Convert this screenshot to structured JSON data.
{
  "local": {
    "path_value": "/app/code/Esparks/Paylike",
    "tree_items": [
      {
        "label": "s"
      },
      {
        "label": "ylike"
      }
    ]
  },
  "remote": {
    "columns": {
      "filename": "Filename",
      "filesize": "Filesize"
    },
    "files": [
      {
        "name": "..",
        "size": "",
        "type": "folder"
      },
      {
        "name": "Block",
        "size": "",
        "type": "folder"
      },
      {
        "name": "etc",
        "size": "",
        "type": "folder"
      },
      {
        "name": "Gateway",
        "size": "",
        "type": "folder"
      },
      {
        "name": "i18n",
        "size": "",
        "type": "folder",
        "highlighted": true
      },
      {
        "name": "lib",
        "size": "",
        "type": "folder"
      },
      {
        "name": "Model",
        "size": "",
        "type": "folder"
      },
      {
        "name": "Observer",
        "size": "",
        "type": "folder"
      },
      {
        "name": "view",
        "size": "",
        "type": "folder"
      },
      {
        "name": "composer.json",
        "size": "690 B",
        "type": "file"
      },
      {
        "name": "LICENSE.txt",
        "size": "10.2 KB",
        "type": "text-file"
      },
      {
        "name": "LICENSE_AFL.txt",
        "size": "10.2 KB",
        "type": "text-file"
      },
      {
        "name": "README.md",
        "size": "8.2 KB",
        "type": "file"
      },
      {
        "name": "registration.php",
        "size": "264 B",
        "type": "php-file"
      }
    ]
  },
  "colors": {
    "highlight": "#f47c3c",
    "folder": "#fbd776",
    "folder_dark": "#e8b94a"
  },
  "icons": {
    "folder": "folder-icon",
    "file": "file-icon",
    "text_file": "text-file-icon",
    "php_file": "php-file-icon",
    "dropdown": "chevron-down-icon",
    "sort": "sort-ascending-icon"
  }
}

_ _ _ _

**Given exercise**
Using the data above, output each line exactly.

**Solution for this problem**
Convert this screenshot to structured JSON data.
{
  "local": {
    "path_value": "/app/code/Esparks/Paylike",
    "tree_items": [
      {
        "label": "s"
      },
      {
        "label": "ylike"
      }
    ]
  },
  "remote": {
    "columns": {
      "filename": "Filename",
      "filesize": "Filesize"
    },
    "files": [
      {
        "name": "..",
        "size": "",
        "type": "folder"
      },
      {
        "name": "Block",
        "size": "",
        "type": "folder"
      },
      {
        "name": "etc",
        "size": "",
        "type": "folder"
      },
      {
        "name": "Gateway",
        "size": "",
        "type": "folder"
      },
      {
        "name": "i18n",
        "size": "",
        "type": "folder",
        "highlighted": true
      },
      {
        "name": "lib",
        "size": "",
        "type": "folder"
      },
      {
        "name": "Model",
        "size": "",
        "type": "folder"
      },
      {
        "name": "Observer",
        "size": "",
        "type": "folder"
      },
      {
        "name": "view",
        "size": "",
        "type": "folder"
      },
      {
        "name": "composer.json",
        "size": "690 B",
        "type": "file"
      },
      {
        "name": "LICENSE.txt",
        "size": "10.2 KB",
        "type": "text-file"
      },
      {
        "name": "LICENSE_AFL.txt",
        "size": "10.2 KB",
        "type": "text-file"
      },
      {
        "name": "README.md",
        "size": "8.2 KB",
        "type": "file"
      },
      {
        "name": "registration.php",
        "size": "264 B",
        "type": "php-file"
      }
    ]
  },
  "colors": {
    "highlight": "#f47c3c",
    "folder": "#fbd776",
    "folder_dark": "#e8b94a"
  },
  "icons": {
    "folder": "folder-icon",
    "file": "file-icon",
    "text_file": "text-file-icon",
    "php_file": "php-file-icon",
    "dropdown": "chevron-down-icon",
    "sort": "sort-ascending-icon"
  }
}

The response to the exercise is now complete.